REQUIREMENT: Go through the entries below and retype them exactly, omitting each picture.

DATA EXCERPTS:
------------------------------
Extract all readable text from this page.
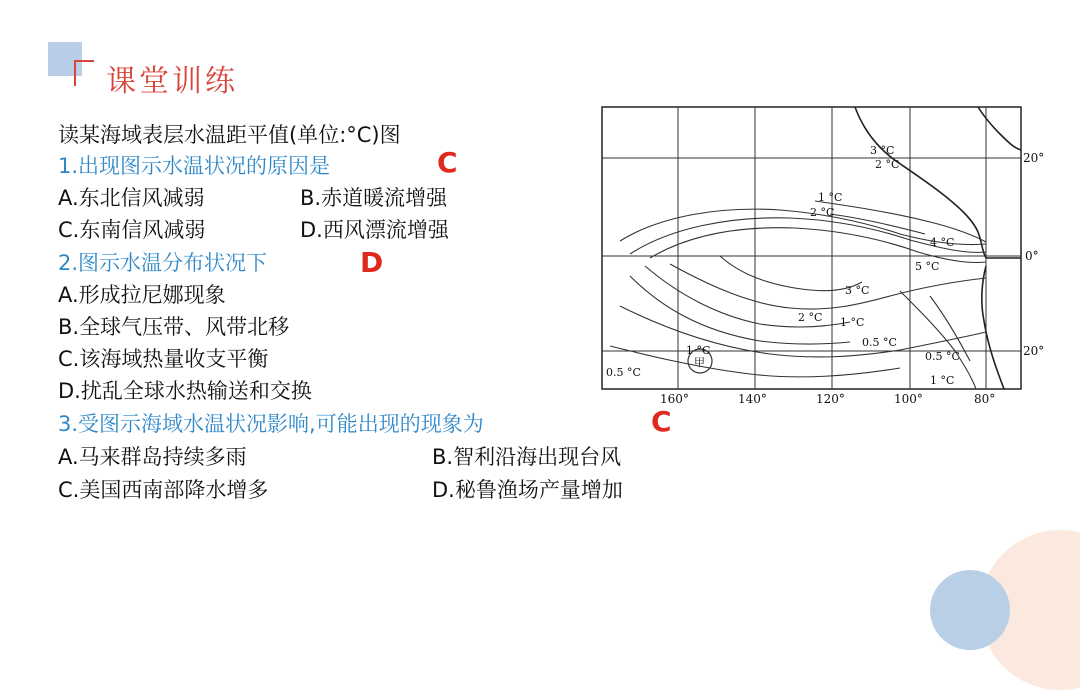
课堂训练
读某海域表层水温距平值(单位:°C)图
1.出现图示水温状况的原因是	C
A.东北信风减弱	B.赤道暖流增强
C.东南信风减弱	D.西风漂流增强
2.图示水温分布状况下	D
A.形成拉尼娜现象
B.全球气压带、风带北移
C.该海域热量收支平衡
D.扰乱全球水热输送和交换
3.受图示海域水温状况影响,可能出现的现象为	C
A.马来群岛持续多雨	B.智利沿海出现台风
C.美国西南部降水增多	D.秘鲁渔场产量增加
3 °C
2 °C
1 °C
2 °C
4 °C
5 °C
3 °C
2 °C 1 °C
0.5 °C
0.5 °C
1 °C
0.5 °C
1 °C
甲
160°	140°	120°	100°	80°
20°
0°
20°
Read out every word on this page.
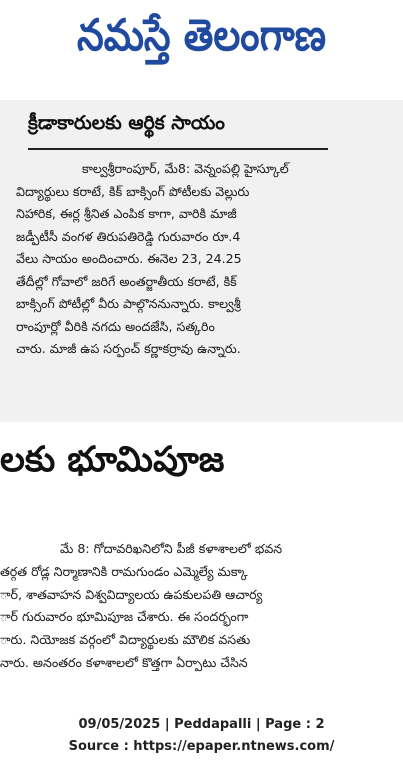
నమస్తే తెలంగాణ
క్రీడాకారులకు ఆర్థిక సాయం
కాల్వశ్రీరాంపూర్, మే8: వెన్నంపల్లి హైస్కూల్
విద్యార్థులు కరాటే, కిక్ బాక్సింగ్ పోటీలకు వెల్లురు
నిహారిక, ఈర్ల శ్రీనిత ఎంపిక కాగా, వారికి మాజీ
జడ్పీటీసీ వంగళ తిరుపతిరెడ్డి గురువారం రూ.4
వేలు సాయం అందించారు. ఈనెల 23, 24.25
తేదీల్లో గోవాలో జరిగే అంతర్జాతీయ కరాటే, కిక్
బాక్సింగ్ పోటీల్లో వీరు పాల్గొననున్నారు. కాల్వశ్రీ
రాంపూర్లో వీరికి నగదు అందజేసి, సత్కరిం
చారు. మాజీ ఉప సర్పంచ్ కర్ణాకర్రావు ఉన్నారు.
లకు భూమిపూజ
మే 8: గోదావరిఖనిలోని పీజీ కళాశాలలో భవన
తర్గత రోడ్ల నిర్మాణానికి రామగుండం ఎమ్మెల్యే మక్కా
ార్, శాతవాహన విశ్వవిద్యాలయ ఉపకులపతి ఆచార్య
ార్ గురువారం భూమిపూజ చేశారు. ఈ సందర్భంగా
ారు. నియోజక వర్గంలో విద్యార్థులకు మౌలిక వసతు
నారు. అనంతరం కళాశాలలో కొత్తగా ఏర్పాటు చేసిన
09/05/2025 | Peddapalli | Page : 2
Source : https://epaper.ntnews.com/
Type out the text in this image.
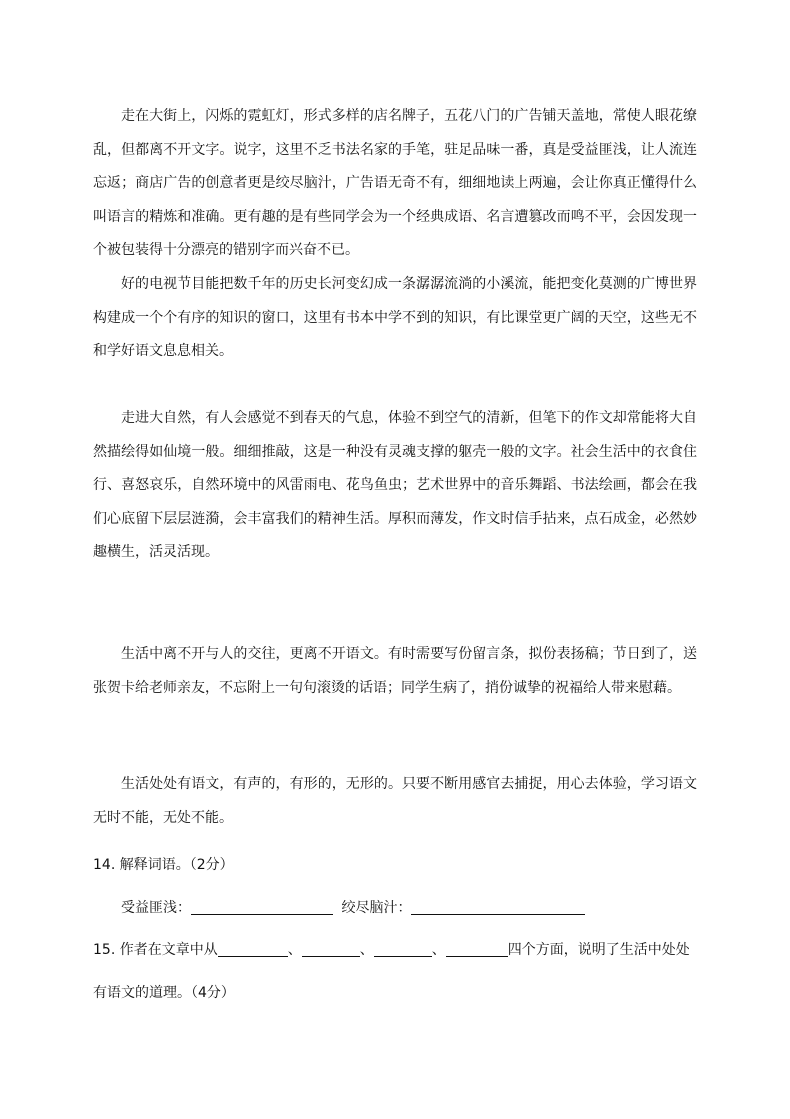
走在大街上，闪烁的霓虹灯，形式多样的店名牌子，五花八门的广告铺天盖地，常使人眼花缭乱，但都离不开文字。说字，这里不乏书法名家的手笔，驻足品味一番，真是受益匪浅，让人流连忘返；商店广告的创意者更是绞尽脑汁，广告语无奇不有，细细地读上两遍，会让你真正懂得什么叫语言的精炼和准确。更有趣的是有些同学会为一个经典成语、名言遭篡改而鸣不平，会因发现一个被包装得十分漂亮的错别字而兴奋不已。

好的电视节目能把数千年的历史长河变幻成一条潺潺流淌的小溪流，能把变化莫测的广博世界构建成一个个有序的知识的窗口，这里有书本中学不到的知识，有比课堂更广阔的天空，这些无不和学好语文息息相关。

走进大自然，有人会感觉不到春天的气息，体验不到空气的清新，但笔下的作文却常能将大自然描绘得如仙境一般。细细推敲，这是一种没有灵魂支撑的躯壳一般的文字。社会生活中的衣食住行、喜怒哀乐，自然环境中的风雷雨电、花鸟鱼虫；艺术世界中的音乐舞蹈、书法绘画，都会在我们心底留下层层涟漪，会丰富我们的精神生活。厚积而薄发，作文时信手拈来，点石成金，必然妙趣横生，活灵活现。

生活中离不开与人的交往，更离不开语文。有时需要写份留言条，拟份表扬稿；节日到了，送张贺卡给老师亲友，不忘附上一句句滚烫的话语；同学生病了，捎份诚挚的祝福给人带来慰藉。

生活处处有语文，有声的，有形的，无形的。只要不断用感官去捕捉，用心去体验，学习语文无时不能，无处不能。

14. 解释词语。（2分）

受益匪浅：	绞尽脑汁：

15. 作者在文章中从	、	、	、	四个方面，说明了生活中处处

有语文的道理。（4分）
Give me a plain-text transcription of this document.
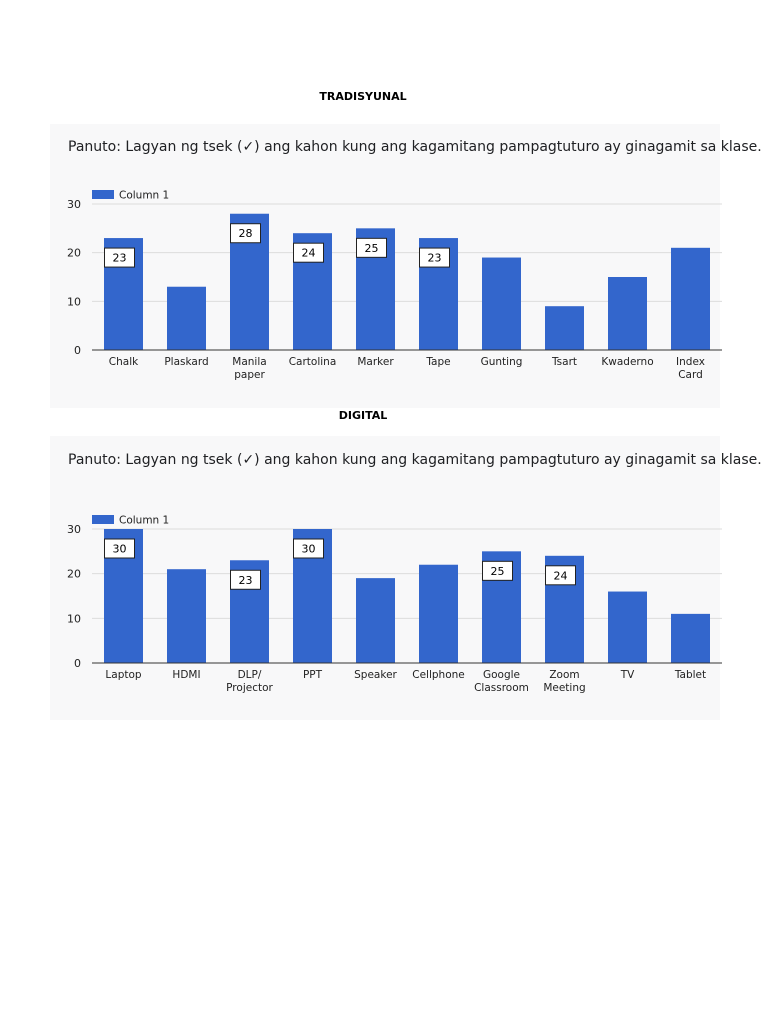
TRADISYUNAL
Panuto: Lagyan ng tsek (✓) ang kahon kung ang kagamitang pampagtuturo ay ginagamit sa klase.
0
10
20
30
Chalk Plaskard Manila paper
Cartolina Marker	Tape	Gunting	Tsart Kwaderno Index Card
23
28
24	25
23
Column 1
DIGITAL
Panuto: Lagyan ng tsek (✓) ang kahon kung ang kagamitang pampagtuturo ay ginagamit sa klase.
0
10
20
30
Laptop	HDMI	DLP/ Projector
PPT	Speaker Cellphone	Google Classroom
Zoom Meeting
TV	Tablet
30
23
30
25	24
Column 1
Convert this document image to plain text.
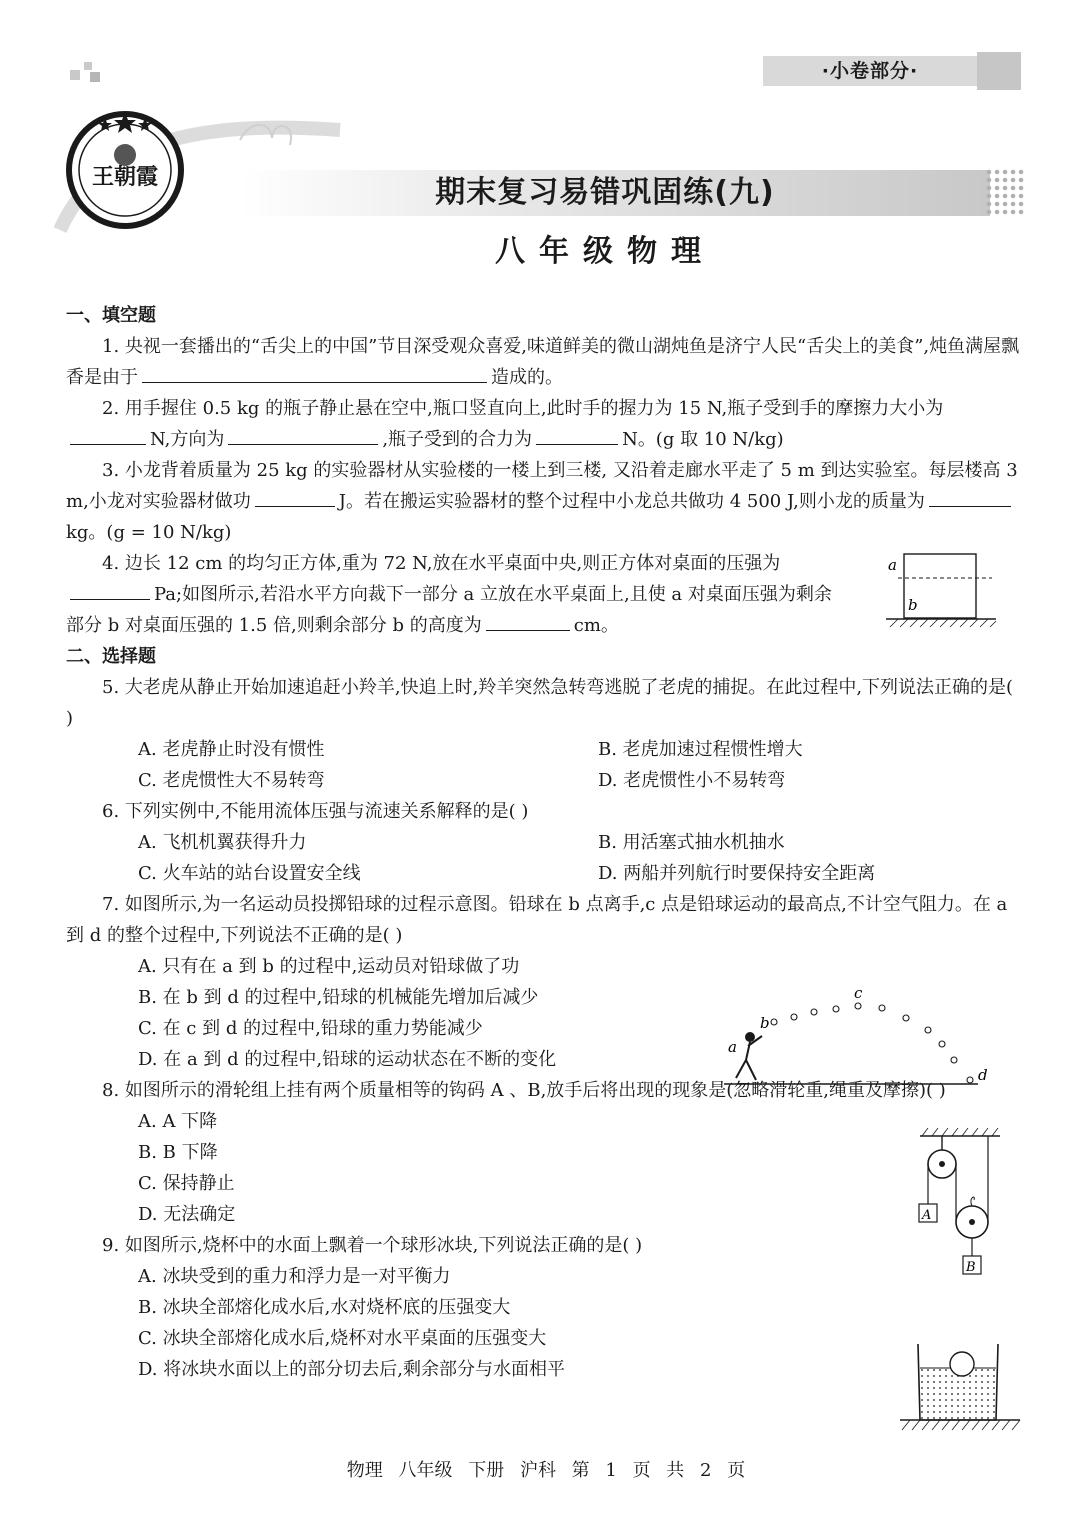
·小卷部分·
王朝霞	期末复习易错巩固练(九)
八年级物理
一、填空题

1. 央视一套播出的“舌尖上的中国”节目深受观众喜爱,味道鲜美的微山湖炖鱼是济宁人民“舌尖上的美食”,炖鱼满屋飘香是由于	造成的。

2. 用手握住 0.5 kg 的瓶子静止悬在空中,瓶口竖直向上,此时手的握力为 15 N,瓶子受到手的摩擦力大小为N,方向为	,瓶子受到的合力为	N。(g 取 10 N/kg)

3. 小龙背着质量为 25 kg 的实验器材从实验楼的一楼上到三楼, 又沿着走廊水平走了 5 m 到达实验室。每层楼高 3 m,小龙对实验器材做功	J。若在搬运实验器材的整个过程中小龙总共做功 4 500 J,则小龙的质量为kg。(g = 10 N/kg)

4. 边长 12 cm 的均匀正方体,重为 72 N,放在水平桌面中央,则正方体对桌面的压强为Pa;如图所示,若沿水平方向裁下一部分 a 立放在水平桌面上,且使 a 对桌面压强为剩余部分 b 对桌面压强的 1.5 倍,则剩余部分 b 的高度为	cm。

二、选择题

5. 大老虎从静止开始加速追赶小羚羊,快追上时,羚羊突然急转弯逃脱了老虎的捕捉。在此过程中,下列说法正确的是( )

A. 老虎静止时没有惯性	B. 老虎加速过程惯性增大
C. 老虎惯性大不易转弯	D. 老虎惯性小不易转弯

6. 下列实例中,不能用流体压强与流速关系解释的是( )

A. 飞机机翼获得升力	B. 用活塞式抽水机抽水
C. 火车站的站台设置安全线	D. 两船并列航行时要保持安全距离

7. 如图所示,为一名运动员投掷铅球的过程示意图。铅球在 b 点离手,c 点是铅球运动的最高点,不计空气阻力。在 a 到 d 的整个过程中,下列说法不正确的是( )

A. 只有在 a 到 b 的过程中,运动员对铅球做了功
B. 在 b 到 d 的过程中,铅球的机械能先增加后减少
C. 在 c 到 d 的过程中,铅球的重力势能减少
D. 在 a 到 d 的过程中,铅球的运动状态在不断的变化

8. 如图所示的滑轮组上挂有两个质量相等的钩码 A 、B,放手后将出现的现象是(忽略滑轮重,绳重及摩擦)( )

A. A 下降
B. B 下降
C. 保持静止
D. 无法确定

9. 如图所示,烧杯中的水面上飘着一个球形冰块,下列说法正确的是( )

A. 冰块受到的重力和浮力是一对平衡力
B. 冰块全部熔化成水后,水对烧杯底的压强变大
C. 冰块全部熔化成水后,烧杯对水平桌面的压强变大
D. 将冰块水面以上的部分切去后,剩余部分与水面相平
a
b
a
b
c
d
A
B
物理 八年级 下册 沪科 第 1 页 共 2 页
------------------------------
RESULT FOR THIS TASK:
Extract all readable text from this page.
课堂训练
读某海域表层水温距平值(单位:°C)图
1.出现图示水温状况的原因是	C
A.东北信风减弱	B.赤道暖流增强
C.东南信风减弱	D.西风漂流增强
2.图示水温分布状况下	D
A.形成拉尼娜现象
B.全球气压带、风带北移
C.该海域热量收支平衡
D.扰乱全球水热输送和交换
3.受图示海域水温状况影响,可能出现的现象为	C
A.马来群岛持续多雨	B.智利沿海出现台风
C.美国西南部降水增多	D.秘鲁渔场产量增加
3 °C
2 °C
1 °C
2 °C
4 °C
5 °C
3 °C
2 °C 1 °C
0.5 °C
0.5 °C
1 °C
0.5 °C
1 °C
甲
160°	140°	120°	100°	80°
20°
0°
20°
Read out every word on this page.
నమస్తే తెలంగాణ
క్రీడాకారులకు ఆర్థిక సాయం
కాల్వశ్రీరాంపూర్, మే8: వెన్నంపల్లి హైస్కూల్
విద్యార్థులు కరాటే, కిక్ బాక్సింగ్ పోటీలకు వెల్లురు
నిహారిక, ఈర్ల శ్రీనిత ఎంపిక కాగా, వారికి మాజీ
జడ్పీటీసీ వంగళ తిరుపతిరెడ్డి గురువారం రూ.4
వేలు సాయం అందించారు. ఈనెల 23, 24.25
తేదీల్లో గోవాలో జరిగే అంతర్జాతీయ కరాటే, కిక్
బాక్సింగ్ పోటీల్లో వీరు పాల్గొననున్నారు. కాల్వశ్రీ
రాంపూర్లో వీరికి నగదు అందజేసి, సత్కరిం
చారు. మాజీ ఉప సర్పంచ్ కర్ణాకర్రావు ఉన్నారు.
లకు భూమిపూజ
మే 8: గోదావరిఖనిలోని పీజీ కళాశాలలో భవన
తర్గత రోడ్ల నిర్మాణానికి రామగుండం ఎమ్మెల్యే మక్కా
ార్, శాతవాహన విశ్వవిద్యాలయ ఉపకులపతి ఆచార్య
ార్ గురువారం భూమిపూజ చేశారు. ఈ సందర్భంగా
ారు. నియోజక వర్గంలో విద్యార్థులకు మౌలిక వసతు
నారు. అనంతరం కళాశాలలో కొత్తగా ఏర్పాటు చేసిన
09/05/2025 | Peddapalli | Page : 2
Source : https://epaper.ntnews.com/
Type out the text in this image.
走在大街上，闪烁的霓虹灯，形式多样的店名牌子，五花八门的广告铺天盖地，常使人眼花缭乱，但都离不开文字。说字，这里不乏书法名家的手笔，驻足品味一番，真是受益匪浅，让人流连忘返；商店广告的创意者更是绞尽脑汁，广告语无奇不有，细细地读上两遍，会让你真正懂得什么叫语言的精炼和准确。更有趣的是有些同学会为一个经典成语、名言遭篡改而鸣不平，会因发现一个被包装得十分漂亮的错别字而兴奋不已。

好的电视节目能把数千年的历史长河变幻成一条潺潺流淌的小溪流，能把变化莫测的广博世界构建成一个个有序的知识的窗口，这里有书本中学不到的知识，有比课堂更广阔的天空，这些无不和学好语文息息相关。

走进大自然，有人会感觉不到春天的气息，体验不到空气的清新，但笔下的作文却常能将大自然描绘得如仙境一般。细细推敲，这是一种没有灵魂支撑的躯壳一般的文字。社会生活中的衣食住行、喜怒哀乐，自然环境中的风雷雨电、花鸟鱼虫；艺术世界中的音乐舞蹈、书法绘画，都会在我们心底留下层层涟漪，会丰富我们的精神生活。厚积而薄发，作文时信手拈来，点石成金，必然妙趣横生，活灵活现。

生活中离不开与人的交往，更离不开语文。有时需要写份留言条，拟份表扬稿；节日到了，送张贺卡给老师亲友，不忘附上一句句滚烫的话语；同学生病了，捎份诚挚的祝福给人带来慰藉。

生活处处有语文，有声的，有形的，无形的。只要不断用感官去捕捉，用心去体验，学习语文无时不能，无处不能。

14. 解释词语。（2分）

受益匪浅：	绞尽脑汁：

15. 作者在文章中从	、	、	、	四个方面，说明了生活中处处

有语文的道理。（4分）
Give me a plain-text transcription of this document.
TRADISYUNAL
Panuto: Lagyan ng tsek (✓) ang kahon kung ang kagamitang pampagtuturo ay ginagamit sa klase.
0
10
20
30
Chalk Plaskard Manila paper
Cartolina Marker	Tape	Gunting	Tsart Kwaderno Index Card
23
28
24	25
23
Column 1
DIGITAL
Panuto: Lagyan ng tsek (✓) ang kahon kung ang kagamitang pampagtuturo ay ginagamit sa klase.
0
10
20
30
Laptop	HDMI	DLP/ Projector
PPT	Speaker Cellphone	Google Classroom
Zoom Meeting
TV	Tablet
30
23
30
25	24
Column 1
Convert this document image to plain text.
·小卷部分·
王朝霞	期末复习易错巩固练(九)
八年级物理
一、填空题

1. 央视一套播出的“舌尖上的中国”节目深受观众喜爱,味道鲜美的微山湖炖鱼是济宁人民“舌尖上的美食”,炖鱼满屋飘香是由于	造成的。

2. 用手握住 0.5 kg 的瓶子静止悬在空中,瓶口竖直向上,此时手的握力为 15 N,瓶子受到手的摩擦力大小为N,方向为	,瓶子受到的合力为	N。(g 取 10 N/kg)

3. 小龙背着质量为 25 kg 的实验器材从实验楼的一楼上到三楼, 又沿着走廊水平走了 5 m 到达实验室。每层楼高 3 m,小龙对实验器材做功	J。若在搬运实验器材的整个过程中小龙总共做功 4 500 J,则小龙的质量为kg。(g = 10 N/kg)

4. 边长 12 cm 的均匀正方体,重为 72 N,放在水平桌面中央,则正方体对桌面的压强为Pa;如图所示,若沿水平方向裁下一部分 a 立放在水平桌面上,且使 a 对桌面压强为剩余部分 b 对桌面压强的 1.5 倍,则剩余部分 b 的高度为	cm。

二、选择题

5. 大老虎从静止开始加速追赶小羚羊,快追上时,羚羊突然急转弯逃脱了老虎的捕捉。在此过程中,下列说法正确的是( )

A. 老虎静止时没有惯性	B. 老虎加速过程惯性增大
C. 老虎惯性大不易转弯	D. 老虎惯性小不易转弯

6. 下列实例中,不能用流体压强与流速关系解释的是( )

A. 飞机机翼获得升力	B. 用活塞式抽水机抽水
C. 火车站的站台设置安全线	D. 两船并列航行时要保持安全距离

7. 如图所示,为一名运动员投掷铅球的过程示意图。铅球在 b 点离手,c 点是铅球运动的最高点,不计空气阻力。在 a 到 d 的整个过程中,下列说法不正确的是( )

A. 只有在 a 到 b 的过程中,运动员对铅球做了功
B. 在 b 到 d 的过程中,铅球的机械能先增加后减少
C. 在 c 到 d 的过程中,铅球的重力势能减少
D. 在 a 到 d 的过程中,铅球的运动状态在不断的变化

8. 如图所示的滑轮组上挂有两个质量相等的钩码 A 、B,放手后将出现的现象是(忽略滑轮重,绳重及摩擦)( )

A. A 下降
B. B 下降
C. 保持静止
D. 无法确定

9. 如图所示,烧杯中的水面上飘着一个球形冰块,下列说法正确的是( )

A. 冰块受到的重力和浮力是一对平衡力
B. 冰块全部熔化成水后,水对烧杯底的压强变大
C. 冰块全部熔化成水后,烧杯对水平桌面的压强变大
D. 将冰块水面以上的部分切去后,剩余部分与水面相平
a
b
a
b
c
d
A
B
物理 八年级 下册 沪科 第 1 页 共 2 页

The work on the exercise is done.